> _Required task_
State how many lines of the entries hold the string "door", and output nothing but that count.

* Begin Data supplied *

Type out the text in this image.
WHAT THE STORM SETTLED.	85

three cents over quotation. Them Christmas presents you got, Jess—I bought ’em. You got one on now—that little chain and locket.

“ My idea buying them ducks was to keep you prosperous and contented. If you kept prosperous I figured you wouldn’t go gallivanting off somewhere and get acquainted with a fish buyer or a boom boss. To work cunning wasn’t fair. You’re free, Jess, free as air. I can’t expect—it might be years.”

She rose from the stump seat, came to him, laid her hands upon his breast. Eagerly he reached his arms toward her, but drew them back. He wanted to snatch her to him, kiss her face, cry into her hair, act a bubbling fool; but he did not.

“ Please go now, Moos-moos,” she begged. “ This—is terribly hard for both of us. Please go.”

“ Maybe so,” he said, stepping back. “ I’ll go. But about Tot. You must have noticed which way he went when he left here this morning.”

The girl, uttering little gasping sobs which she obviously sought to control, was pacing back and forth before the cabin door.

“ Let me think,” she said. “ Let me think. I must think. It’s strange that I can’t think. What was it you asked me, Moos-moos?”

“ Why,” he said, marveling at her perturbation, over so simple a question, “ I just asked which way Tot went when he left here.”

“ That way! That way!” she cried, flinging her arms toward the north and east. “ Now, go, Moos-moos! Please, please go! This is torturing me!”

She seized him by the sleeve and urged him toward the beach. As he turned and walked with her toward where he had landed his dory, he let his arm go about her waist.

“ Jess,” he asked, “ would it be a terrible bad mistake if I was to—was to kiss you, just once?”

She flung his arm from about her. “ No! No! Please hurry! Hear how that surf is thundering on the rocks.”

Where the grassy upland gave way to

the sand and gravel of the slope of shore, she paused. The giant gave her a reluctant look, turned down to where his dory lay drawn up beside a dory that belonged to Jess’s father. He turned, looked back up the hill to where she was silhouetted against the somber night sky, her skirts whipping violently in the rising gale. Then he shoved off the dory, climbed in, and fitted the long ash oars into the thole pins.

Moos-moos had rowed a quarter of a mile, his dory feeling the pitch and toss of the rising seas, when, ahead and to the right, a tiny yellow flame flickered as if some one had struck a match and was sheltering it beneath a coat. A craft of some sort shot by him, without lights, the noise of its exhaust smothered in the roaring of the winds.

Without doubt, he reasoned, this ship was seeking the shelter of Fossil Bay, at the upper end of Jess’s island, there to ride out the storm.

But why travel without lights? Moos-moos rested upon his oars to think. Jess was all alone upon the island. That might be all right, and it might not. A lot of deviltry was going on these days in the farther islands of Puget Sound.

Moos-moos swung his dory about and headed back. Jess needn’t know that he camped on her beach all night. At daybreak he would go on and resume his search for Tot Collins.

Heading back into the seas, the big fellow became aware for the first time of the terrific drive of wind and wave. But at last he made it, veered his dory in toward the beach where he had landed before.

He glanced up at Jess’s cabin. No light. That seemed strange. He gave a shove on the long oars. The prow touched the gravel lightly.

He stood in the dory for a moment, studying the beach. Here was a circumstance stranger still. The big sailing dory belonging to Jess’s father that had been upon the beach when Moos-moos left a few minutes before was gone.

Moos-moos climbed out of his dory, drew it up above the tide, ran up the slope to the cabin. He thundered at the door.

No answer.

* End Data supplied *

> _Result_
2